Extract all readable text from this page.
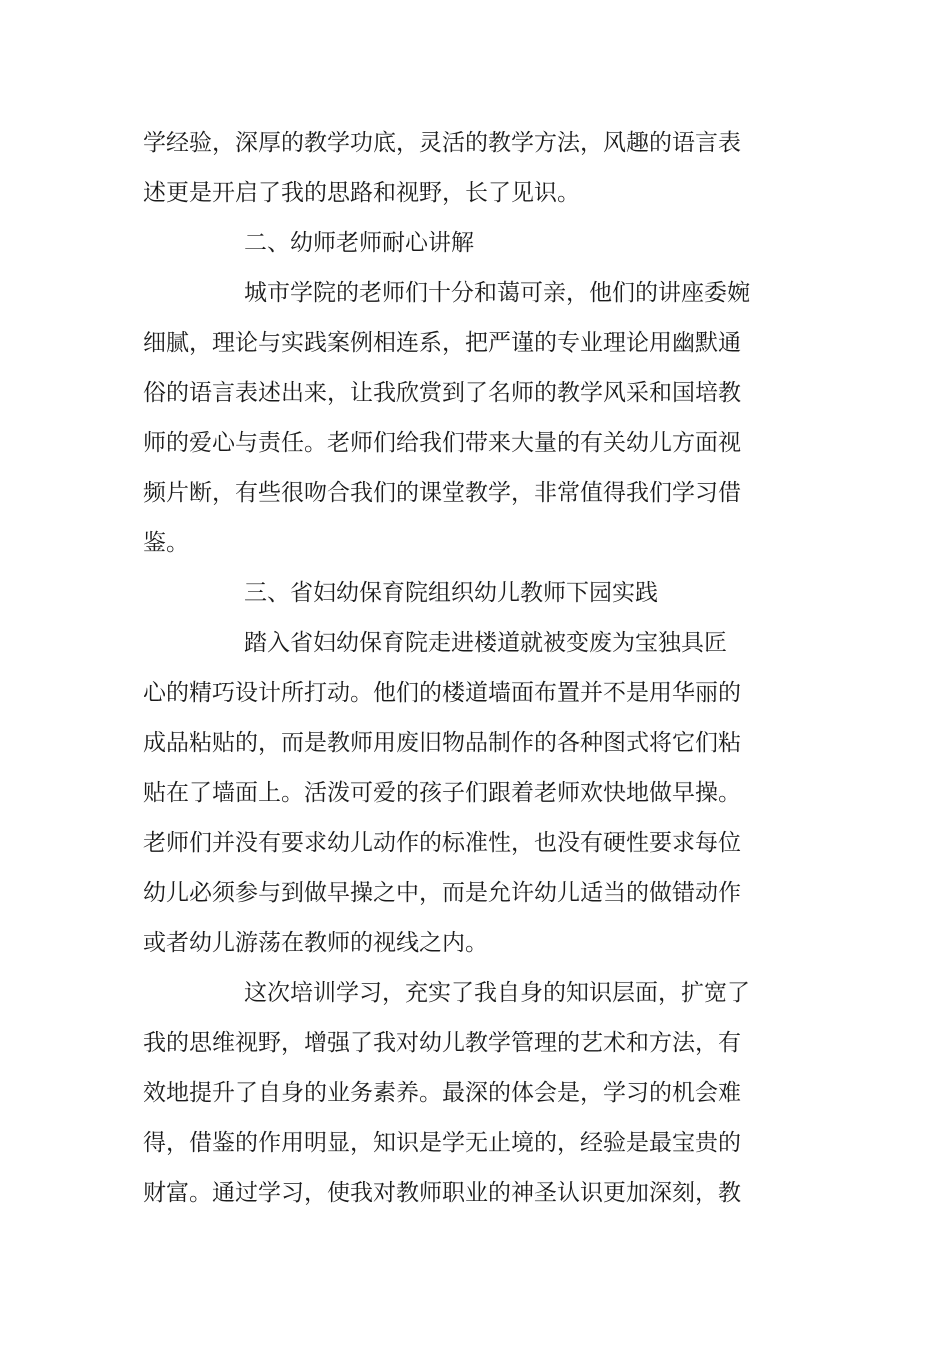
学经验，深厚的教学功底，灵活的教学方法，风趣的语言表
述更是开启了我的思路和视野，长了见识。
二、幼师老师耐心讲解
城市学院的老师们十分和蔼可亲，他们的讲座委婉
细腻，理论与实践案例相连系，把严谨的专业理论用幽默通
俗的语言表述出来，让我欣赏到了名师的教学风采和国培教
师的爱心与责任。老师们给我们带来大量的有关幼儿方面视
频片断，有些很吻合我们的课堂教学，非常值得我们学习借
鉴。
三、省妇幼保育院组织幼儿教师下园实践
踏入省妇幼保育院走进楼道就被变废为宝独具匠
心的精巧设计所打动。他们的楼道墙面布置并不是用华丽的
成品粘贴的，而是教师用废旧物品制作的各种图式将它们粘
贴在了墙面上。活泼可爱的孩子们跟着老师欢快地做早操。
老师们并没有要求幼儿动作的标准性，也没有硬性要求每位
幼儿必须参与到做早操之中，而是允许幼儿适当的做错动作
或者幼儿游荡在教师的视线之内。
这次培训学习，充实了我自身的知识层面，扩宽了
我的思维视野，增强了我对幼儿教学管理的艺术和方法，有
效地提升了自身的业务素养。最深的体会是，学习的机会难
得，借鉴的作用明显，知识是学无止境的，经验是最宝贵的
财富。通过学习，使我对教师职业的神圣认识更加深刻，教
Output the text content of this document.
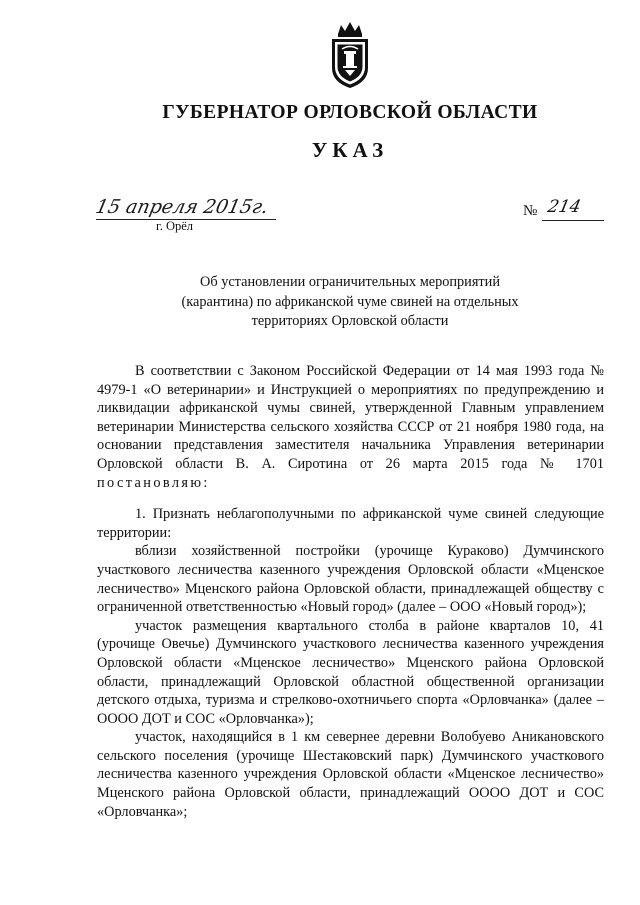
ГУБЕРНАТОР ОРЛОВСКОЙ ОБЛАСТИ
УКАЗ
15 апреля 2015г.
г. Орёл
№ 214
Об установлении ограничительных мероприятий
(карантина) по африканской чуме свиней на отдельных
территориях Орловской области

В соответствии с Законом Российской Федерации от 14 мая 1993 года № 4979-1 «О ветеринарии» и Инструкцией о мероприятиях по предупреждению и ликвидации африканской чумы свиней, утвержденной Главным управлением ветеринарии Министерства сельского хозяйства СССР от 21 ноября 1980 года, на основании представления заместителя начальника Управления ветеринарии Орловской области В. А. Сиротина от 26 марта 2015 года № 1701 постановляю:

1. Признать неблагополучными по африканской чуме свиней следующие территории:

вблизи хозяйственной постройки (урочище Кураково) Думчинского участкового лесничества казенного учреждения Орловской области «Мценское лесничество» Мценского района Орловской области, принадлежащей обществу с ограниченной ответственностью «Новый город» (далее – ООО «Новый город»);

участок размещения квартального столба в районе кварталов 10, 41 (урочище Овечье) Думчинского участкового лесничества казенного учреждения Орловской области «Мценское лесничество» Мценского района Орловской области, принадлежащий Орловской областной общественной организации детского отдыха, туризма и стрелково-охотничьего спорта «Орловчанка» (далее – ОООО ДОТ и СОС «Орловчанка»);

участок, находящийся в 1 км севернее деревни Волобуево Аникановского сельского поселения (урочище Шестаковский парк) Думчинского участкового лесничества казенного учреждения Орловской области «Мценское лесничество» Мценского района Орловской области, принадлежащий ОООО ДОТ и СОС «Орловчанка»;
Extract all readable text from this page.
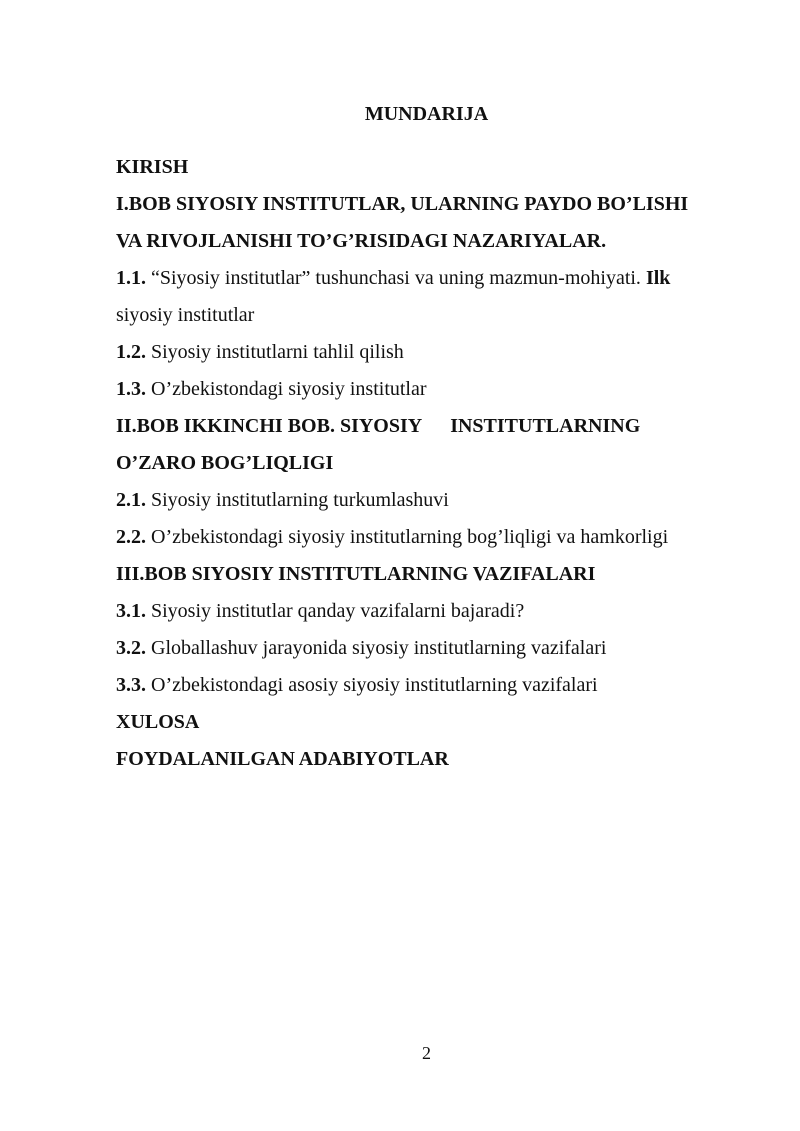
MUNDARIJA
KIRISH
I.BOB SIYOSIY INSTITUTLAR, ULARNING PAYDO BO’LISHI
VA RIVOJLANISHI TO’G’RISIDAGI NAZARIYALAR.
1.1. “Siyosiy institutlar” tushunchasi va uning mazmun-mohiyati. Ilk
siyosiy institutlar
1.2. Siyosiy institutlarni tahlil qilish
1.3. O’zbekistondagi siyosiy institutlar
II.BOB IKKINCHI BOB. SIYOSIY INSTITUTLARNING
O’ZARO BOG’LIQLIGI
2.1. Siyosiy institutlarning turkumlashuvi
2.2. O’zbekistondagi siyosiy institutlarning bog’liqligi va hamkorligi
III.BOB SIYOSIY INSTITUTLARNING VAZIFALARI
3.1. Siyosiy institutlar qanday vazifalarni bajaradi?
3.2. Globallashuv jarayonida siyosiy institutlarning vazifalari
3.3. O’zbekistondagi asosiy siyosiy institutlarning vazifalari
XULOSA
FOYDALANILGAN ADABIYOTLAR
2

• [WRITTEN EXERCISE]: Reproduce the data above in full, exactly as it is, with the pictures left out.

• [OUTPUT BELOW]:
Extract all readable text from this page.
学经验，深厚的教学功底，灵活的教学方法，风趣的语言表
述更是开启了我的思路和视野，长了见识。
二、幼师老师耐心讲解
城市学院的老师们十分和蔼可亲，他们的讲座委婉
细腻，理论与实践案例相连系，把严谨的专业理论用幽默通
俗的语言表述出来，让我欣赏到了名师的教学风采和国培教
师的爱心与责任。老师们给我们带来大量的有关幼儿方面视
频片断，有些很吻合我们的课堂教学，非常值得我们学习借
鉴。
三、省妇幼保育院组织幼儿教师下园实践
踏入省妇幼保育院走进楼道就被变废为宝独具匠
心的精巧设计所打动。他们的楼道墙面布置并不是用华丽的
成品粘贴的，而是教师用废旧物品制作的各种图式将它们粘
贴在了墙面上。活泼可爱的孩子们跟着老师欢快地做早操。
老师们并没有要求幼儿动作的标准性，也没有硬性要求每位
幼儿必须参与到做早操之中，而是允许幼儿适当的做错动作
或者幼儿游荡在教师的视线之内。
这次培训学习，充实了我自身的知识层面，扩宽了
我的思维视野，增强了我对幼儿教学管理的艺术和方法，有
效地提升了自身的业务素养。最深的体会是，学习的机会难
得，借鉴的作用明显，知识是学无止境的，经验是最宝贵的
财富。通过学习，使我对教师职业的神圣认识更加深刻，教
Output the text content of this document.
ГУБЕРНАТОР ОРЛОВСКОЙ ОБЛАСТИ
УКАЗ
15 апреля 2015г.
г. Орёл
№ 214
Об установлении ограничительных мероприятий
(карантина) по африканской чуме свиней на отдельных
территориях Орловской области

В соответствии с Законом Российской Федерации от 14 мая 1993 года № 4979-1 «О ветеринарии» и Инструкцией о мероприятиях по предупреждению и ликвидации африканской чумы свиней, утвержденной Главным управлением ветеринарии Министерства сельского хозяйства СССР от 21 ноября 1980 года, на основании представления заместителя начальника Управления ветеринарии Орловской области В. А. Сиротина от 26 марта 2015 года № 1701 постановляю:

1. Признать неблагополучными по африканской чуме свиней следующие территории:

вблизи хозяйственной постройки (урочище Кураково) Думчинского участкового лесничества казенного учреждения Орловской области «Мценское лесничество» Мценского района Орловской области, принадлежащей обществу с ограниченной ответственностью «Новый город» (далее – ООО «Новый город»);

участок размещения квартального столба в районе кварталов 10, 41 (урочище Овечье) Думчинского участкового лесничества казенного учреждения Орловской области «Мценское лесничество» Мценского района Орловской области, принадлежащий Орловской областной общественной организации детского отдыха, туризма и стрелково-охотничьего спорта «Орловчанка» (далее – ОООО ДОТ и СОС «Орловчанка»);

участок, находящийся в 1 км севернее деревни Волобуево Аникановского сельского поселения (урочище Шестаковский парк) Думчинского участкового лесничества казенного учреждения Орловской области «Мценское лесничество» Мценского района Орловской области, принадлежащий ОООО ДОТ и СОС «Орловчанка»;
Extract all readable text from this page.
MUNDARIJA
KIRISH
I.BOB SIYOSIY INSTITUTLAR, ULARNING PAYDO BO’LISHI
VA RIVOJLANISHI TO’G’RISIDAGI NAZARIYALAR.
1.1. “Siyosiy institutlar” tushunchasi va uning mazmun-mohiyati. Ilk
siyosiy institutlar
1.2. Siyosiy institutlarni tahlil qilish
1.3. O’zbekistondagi siyosiy institutlar
II.BOB IKKINCHI BOB. SIYOSIY INSTITUTLARNING
O’ZARO BOG’LIQLIGI
2.1. Siyosiy institutlarning turkumlashuvi
2.2. O’zbekistondagi siyosiy institutlarning bog’liqligi va hamkorligi
III.BOB SIYOSIY INSTITUTLARNING VAZIFALARI
3.1. Siyosiy institutlar qanday vazifalarni bajaradi?
3.2. Globallashuv jarayonida siyosiy institutlarning vazifalari
3.3. O’zbekistondagi asosiy siyosiy institutlarning vazifalari
XULOSA
FOYDALANILGAN ADABIYOTLAR
2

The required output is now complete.